Entries taken from a collection
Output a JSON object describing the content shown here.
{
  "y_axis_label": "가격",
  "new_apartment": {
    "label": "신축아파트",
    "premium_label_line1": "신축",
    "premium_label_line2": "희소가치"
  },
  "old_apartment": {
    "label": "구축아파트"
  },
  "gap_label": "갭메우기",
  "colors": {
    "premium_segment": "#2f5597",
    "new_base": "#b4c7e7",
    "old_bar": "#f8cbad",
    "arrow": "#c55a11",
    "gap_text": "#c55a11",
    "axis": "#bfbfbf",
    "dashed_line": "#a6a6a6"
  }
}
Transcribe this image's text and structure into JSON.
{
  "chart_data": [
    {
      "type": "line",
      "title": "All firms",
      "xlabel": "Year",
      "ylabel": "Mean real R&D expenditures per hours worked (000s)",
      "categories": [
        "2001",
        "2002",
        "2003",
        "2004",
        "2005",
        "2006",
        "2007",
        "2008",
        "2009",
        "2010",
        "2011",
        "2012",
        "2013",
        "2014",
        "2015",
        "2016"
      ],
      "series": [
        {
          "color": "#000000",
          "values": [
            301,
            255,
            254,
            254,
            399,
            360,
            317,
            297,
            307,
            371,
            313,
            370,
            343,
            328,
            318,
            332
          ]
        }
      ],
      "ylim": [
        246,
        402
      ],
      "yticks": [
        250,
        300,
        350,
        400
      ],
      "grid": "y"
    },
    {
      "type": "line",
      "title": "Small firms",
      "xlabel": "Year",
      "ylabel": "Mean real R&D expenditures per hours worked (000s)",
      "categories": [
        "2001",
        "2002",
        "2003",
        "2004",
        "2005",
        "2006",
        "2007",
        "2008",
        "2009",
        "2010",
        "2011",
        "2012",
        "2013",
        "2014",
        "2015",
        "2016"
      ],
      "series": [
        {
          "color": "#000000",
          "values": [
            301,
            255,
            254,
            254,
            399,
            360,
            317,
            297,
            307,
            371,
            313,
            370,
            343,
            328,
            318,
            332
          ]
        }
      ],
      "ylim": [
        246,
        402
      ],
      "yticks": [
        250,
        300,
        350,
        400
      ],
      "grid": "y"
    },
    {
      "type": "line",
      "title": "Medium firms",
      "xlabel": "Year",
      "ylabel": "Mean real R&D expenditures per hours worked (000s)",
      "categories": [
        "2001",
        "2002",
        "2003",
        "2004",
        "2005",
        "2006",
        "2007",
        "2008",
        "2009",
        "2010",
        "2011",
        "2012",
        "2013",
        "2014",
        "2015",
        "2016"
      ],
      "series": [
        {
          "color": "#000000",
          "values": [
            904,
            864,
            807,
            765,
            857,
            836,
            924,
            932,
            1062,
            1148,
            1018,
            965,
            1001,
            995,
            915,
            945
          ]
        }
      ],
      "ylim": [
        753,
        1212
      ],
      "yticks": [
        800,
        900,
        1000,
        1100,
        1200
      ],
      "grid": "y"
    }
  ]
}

:: TASK DESCRIPTION ::
Your answer should be a single number: how many lines of the material contain the word "title".

:: THE RESPONSE ::
3